Project Icarus
Never mind going to the moon, Mars or asteroids — let’s send a probe out of the Solar System, to an Earth-like planet orbiting another star. That’s the idea behind Project Icarus, dreamed up by the British Interplanetary Society and the Tau Zero Foundation. They’d like to send a probe traveling at 12% lightspeed, reaching another solar system such as Bernard’s Star, six light years away, in about 50 years.
How the heck would that work? As the story goes, the spacecraft would first mine fuel from gas giant planets nearby such as Jupiter and Saturn. Then, the spacecraft’s engine would fuse deuterium and helium-3 using searing heat from an on-board electron beam. The explosions from such a conflagration would happen 250 times per second, zipping the spacecraft to the stars. Once it arrives at its destination, it would fly by a planet, and send back as much data as it could gather in the short amount of time it would pass by that alien world.
Insert miracle here. Good luck creating a material strong enough to stand up to that kind of stress for a half a century. Maybe these guys could devise a plan to send a probe to Bernard’s Star at a slower pace, perhaps over a few hundred years. But by the time it arrived at its destination, there might not be any scientists left here who care. On the other hand, during its journey, there could be dozens of faster, shiny new probes that overtake that obsolete spacecraft from the 21st century.

■ Records shown:

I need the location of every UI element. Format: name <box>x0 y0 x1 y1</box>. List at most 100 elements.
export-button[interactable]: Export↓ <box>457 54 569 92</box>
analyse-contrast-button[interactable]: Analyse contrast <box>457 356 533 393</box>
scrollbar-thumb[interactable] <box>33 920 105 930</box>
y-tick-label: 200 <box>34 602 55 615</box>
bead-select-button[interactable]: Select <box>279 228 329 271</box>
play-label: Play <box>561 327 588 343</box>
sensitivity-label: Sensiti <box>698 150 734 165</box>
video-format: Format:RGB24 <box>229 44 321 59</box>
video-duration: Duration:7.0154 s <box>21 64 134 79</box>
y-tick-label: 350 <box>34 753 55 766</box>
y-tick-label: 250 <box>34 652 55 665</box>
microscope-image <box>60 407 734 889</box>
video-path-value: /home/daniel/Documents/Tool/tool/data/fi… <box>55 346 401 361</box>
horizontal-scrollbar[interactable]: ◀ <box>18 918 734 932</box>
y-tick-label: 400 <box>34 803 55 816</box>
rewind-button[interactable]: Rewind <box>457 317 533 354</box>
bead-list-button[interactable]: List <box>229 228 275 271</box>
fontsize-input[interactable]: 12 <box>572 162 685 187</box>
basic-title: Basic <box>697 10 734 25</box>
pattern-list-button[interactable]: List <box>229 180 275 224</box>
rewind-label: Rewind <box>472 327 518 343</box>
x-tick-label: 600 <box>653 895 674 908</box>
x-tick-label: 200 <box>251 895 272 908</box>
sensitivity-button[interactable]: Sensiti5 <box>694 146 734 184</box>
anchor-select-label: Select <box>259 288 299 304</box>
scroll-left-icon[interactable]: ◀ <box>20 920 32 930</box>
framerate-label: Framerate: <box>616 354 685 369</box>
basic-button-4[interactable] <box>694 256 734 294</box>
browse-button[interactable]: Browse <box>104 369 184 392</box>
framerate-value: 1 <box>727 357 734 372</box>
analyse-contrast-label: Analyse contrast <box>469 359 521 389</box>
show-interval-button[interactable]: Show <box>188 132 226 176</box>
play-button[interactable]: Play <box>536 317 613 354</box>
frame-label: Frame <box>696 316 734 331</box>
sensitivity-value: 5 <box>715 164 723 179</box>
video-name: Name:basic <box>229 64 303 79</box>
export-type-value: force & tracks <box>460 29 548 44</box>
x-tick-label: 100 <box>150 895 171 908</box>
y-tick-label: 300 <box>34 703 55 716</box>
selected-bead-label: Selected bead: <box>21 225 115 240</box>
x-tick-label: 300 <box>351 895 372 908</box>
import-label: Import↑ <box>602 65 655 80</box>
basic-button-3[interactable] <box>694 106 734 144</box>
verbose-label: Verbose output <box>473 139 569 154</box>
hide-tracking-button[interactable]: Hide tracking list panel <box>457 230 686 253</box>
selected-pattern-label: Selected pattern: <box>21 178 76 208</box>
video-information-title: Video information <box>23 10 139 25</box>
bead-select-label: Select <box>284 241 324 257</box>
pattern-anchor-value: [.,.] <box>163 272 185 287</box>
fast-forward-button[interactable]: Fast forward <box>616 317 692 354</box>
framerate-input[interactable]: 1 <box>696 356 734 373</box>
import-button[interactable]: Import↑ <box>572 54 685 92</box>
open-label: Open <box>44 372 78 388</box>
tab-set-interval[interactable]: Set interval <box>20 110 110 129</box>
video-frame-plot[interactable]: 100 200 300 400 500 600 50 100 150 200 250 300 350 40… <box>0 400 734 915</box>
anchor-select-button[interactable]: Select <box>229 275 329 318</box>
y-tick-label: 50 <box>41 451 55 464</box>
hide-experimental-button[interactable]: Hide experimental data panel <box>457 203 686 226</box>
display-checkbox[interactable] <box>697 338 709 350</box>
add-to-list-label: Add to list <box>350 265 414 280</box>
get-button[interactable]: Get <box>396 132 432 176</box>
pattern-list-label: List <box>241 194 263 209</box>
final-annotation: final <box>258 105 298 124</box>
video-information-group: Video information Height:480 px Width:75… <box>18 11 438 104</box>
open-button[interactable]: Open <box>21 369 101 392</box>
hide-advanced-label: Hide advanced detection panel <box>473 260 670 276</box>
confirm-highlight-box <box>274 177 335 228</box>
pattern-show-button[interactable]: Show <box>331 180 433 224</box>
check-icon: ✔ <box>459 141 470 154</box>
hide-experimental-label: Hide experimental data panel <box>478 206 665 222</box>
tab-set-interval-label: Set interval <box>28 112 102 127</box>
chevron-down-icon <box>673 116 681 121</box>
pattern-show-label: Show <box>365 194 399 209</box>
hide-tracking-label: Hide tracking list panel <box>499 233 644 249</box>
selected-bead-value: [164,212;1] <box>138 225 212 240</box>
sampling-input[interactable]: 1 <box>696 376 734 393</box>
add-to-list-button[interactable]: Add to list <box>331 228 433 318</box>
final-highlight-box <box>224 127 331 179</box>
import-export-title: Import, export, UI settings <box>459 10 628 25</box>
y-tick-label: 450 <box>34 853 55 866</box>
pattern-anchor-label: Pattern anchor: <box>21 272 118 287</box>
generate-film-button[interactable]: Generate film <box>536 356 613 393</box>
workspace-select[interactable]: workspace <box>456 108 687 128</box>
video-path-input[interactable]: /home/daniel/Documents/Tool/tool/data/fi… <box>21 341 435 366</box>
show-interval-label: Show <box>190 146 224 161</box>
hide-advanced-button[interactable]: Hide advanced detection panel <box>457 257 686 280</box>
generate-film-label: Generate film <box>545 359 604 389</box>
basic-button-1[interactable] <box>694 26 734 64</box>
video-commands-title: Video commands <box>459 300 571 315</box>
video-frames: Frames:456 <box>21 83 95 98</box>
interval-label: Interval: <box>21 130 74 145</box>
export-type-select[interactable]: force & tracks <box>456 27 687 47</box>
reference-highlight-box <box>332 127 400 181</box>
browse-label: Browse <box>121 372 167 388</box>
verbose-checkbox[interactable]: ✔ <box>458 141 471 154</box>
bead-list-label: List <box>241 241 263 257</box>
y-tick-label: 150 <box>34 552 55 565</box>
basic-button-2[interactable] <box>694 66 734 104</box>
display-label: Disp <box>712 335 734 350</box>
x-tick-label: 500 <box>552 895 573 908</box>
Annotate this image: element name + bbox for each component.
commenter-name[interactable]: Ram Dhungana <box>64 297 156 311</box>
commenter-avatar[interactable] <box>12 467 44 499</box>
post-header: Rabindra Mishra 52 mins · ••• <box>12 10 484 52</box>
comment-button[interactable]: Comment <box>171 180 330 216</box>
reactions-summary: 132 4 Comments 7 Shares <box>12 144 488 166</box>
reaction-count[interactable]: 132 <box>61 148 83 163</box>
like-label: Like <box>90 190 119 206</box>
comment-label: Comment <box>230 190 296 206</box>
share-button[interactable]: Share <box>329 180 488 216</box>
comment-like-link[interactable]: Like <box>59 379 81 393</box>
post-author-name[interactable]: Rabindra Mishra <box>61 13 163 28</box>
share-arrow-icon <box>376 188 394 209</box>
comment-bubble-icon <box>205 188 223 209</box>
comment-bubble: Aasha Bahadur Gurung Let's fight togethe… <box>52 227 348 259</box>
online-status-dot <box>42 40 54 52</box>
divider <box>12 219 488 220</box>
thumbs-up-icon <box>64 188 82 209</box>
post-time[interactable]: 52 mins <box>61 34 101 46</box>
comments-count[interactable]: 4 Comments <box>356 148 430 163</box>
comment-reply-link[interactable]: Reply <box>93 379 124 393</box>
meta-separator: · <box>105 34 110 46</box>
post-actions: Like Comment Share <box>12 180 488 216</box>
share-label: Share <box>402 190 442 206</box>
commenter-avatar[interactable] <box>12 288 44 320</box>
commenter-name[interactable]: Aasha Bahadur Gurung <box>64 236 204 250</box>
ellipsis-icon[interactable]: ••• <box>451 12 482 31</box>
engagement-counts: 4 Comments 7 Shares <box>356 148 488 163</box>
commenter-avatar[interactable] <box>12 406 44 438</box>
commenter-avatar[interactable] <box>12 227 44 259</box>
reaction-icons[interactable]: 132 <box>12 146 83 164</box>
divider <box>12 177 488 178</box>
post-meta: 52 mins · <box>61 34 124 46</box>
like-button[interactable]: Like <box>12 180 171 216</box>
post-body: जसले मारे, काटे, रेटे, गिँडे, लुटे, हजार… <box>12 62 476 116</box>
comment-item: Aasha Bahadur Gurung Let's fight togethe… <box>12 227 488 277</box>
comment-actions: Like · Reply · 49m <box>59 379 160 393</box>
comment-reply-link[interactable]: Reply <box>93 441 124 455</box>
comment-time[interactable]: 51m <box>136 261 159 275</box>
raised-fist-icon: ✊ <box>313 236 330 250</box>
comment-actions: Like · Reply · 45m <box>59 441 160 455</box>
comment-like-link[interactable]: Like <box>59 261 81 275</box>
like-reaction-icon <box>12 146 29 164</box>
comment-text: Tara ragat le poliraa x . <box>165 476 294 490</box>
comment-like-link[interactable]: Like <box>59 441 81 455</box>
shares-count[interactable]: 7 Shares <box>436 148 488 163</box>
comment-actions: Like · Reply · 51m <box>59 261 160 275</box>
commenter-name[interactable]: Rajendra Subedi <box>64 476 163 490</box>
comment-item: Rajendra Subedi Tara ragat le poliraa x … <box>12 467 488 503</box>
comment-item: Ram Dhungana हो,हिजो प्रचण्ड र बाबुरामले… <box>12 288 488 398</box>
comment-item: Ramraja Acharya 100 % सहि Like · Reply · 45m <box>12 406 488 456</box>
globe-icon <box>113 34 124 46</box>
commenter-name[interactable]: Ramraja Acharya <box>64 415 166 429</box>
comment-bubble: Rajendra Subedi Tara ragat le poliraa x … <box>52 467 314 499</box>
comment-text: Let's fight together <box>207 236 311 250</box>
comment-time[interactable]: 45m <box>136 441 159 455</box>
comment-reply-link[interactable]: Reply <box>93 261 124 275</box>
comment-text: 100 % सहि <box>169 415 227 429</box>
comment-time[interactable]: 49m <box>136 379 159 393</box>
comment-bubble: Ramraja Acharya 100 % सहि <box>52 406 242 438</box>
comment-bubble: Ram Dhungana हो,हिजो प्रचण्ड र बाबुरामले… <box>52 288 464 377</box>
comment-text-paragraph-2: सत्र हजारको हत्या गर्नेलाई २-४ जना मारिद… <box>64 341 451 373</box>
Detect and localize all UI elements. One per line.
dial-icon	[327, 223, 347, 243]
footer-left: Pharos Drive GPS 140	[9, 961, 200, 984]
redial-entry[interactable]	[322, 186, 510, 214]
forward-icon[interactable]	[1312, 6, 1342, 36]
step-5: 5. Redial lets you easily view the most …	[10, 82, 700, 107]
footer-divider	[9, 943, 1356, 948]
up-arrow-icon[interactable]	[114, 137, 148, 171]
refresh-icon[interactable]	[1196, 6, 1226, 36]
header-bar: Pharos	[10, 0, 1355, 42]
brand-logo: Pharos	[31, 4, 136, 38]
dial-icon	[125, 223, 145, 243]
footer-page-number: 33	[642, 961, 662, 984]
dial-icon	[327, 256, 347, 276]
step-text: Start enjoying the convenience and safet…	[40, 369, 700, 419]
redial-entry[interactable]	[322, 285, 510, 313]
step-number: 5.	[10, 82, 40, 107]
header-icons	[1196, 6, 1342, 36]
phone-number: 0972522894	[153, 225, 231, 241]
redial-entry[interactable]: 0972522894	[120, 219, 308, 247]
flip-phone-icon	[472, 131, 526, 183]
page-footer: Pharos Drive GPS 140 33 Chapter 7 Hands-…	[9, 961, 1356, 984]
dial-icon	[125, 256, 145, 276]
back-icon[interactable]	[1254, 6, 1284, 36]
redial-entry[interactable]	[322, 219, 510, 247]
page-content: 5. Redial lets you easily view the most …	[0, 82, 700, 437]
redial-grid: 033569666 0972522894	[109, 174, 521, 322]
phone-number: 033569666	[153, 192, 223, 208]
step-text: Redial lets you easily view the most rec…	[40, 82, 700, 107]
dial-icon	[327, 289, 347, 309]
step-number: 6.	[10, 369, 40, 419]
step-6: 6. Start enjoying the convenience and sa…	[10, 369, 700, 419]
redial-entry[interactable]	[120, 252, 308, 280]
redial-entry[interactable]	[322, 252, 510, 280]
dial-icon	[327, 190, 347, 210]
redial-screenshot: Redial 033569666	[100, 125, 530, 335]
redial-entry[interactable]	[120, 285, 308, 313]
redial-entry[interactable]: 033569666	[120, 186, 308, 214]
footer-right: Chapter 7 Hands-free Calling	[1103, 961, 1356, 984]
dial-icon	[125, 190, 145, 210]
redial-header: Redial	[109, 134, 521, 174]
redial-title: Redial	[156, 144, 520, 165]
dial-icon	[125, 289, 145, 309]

■ Prompt 1: In the Project Icarus passage, how many times per second would the explosions in the spacecraft's engine happen?
■ Prompt 2: Reproduce word for word the part of the Project Icarus passage starting with "Insert miracle here." and going on through "the 21st century.".
The entries are separate from the Project Icarus passage.

■ Answer box 1: 250 times per second.

■ Answer box 2:
Insert miracle here. Good luck creating a material strong enough to stand up to that kind of stress for a half a century. Maybe these guys could devise a plan to send a probe to Bernard’s Star at a slower pace, perhaps over a few hundred years. But by the time it arrived at its destination, there might not be any scientists left here who care. On the other hand, during its journey, there could be dozens of faster, shiny new probes that overtake that obsolete spacecraft from the 21st century.